#### The data ####
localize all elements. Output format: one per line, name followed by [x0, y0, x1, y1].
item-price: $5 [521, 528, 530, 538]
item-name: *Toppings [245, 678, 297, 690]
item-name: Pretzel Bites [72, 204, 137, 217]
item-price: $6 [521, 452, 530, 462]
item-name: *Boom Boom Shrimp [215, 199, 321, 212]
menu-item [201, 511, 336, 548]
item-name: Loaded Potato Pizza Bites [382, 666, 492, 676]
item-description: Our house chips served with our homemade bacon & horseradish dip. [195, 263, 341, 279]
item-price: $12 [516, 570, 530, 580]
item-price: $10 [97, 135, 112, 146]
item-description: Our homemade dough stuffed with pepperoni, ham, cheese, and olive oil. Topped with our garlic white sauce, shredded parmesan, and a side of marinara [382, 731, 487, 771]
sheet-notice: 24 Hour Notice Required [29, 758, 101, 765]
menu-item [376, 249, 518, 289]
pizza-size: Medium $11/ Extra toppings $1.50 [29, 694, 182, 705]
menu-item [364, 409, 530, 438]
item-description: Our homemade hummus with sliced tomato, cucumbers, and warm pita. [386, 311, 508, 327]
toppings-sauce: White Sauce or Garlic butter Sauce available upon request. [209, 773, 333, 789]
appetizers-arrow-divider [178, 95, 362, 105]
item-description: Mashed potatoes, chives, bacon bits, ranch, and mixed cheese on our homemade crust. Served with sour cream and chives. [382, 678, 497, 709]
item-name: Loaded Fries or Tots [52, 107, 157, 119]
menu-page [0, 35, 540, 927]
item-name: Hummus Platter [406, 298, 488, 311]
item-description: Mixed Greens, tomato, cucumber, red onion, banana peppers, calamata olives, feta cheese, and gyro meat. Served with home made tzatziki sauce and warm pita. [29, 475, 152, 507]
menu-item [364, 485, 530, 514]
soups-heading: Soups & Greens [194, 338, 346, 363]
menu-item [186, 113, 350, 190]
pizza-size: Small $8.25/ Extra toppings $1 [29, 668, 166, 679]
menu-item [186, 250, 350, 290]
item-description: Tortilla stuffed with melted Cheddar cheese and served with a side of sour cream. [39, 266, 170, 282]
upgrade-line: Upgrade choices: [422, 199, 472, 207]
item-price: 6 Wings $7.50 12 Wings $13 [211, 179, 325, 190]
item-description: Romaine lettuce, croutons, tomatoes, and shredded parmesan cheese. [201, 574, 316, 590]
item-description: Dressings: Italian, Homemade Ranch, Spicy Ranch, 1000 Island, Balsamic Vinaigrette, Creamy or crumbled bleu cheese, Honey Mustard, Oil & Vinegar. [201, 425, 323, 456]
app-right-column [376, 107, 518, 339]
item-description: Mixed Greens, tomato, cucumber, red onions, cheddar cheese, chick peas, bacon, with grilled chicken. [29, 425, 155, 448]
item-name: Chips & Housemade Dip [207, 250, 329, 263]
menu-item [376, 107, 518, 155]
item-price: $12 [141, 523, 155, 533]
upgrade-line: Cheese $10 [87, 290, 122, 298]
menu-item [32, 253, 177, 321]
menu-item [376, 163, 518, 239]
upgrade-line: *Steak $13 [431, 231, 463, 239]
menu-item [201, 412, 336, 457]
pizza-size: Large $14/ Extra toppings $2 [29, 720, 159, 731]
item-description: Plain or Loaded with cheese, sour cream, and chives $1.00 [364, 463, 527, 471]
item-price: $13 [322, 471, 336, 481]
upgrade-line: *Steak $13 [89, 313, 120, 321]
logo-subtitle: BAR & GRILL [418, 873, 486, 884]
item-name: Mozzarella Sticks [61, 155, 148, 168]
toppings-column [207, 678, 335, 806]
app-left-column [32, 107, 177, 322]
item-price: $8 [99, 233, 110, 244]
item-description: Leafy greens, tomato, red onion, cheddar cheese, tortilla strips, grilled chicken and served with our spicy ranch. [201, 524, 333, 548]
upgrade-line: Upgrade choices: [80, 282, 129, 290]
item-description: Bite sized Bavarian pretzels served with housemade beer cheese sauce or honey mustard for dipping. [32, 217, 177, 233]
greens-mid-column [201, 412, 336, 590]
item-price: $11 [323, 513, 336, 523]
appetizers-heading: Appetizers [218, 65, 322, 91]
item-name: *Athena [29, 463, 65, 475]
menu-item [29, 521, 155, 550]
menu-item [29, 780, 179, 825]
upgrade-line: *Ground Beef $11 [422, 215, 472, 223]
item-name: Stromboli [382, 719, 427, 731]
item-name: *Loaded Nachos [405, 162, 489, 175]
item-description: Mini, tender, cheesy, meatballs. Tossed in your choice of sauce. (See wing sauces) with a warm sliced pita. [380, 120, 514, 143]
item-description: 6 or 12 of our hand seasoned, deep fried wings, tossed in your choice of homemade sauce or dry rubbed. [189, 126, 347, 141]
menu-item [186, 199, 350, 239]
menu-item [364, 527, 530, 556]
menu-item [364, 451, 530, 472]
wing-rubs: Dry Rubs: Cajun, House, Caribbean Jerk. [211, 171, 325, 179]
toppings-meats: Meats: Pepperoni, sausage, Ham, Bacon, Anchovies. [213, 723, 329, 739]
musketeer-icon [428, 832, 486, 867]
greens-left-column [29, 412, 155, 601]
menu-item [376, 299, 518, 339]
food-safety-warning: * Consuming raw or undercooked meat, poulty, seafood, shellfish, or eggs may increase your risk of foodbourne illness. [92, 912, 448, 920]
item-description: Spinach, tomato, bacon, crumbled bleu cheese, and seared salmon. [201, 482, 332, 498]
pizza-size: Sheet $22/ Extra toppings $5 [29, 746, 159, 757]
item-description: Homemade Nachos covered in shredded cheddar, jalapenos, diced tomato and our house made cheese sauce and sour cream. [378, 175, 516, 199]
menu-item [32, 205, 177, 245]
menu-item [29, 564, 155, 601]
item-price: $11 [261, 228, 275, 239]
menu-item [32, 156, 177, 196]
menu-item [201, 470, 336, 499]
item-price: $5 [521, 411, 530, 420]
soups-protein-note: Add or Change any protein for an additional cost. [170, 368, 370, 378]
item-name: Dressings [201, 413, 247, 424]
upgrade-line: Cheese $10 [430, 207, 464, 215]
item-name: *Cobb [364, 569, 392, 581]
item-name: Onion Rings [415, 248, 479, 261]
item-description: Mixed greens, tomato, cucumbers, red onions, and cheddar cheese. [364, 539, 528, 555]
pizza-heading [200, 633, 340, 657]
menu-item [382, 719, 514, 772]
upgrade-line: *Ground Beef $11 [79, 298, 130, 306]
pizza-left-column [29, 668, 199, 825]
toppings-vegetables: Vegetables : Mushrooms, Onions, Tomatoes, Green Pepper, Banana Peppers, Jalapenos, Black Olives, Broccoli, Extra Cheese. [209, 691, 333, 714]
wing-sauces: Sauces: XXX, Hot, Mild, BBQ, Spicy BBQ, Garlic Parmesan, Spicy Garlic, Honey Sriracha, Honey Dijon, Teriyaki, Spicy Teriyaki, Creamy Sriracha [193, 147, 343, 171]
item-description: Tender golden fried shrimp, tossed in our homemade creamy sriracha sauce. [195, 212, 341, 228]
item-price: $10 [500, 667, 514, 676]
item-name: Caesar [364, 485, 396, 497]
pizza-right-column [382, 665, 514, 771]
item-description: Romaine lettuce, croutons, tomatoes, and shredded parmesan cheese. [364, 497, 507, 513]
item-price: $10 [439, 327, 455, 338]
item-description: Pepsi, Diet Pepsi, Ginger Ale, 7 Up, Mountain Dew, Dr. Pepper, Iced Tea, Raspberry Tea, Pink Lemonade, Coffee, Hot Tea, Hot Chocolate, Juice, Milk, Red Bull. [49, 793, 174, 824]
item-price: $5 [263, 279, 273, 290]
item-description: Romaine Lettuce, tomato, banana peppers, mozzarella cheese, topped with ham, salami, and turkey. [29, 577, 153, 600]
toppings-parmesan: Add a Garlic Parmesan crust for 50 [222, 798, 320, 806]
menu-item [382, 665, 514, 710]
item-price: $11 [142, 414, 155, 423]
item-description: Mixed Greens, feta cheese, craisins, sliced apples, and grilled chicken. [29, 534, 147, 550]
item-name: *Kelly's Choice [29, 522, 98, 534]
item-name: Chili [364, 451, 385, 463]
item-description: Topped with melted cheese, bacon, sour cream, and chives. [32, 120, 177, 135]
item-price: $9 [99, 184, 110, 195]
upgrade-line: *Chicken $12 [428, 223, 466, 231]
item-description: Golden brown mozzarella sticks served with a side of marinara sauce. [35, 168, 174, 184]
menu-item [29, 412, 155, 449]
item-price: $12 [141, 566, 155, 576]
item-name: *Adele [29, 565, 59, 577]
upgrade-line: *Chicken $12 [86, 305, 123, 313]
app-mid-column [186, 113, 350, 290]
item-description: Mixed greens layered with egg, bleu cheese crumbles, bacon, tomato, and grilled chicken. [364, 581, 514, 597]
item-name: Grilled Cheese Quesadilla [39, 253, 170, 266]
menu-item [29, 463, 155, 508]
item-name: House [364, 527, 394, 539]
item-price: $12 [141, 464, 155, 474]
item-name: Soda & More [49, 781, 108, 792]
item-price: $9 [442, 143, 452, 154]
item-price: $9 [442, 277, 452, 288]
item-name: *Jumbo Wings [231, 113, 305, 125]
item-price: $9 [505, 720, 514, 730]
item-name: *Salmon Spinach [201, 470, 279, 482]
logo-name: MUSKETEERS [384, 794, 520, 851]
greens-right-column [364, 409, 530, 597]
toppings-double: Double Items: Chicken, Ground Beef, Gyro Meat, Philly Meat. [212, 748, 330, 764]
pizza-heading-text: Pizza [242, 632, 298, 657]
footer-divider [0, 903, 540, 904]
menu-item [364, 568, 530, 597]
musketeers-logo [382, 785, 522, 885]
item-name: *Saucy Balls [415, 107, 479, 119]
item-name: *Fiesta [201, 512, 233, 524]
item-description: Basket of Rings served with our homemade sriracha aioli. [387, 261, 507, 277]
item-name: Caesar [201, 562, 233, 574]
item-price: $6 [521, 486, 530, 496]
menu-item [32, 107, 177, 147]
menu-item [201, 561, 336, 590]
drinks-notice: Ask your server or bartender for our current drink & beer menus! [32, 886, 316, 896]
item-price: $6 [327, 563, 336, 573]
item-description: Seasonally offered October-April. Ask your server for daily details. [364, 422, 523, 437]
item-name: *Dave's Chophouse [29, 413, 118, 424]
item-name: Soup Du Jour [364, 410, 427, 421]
####
Exercise aim ::
State the number of lines in the records that include "feta", and write nothing else.

Written answer ::
2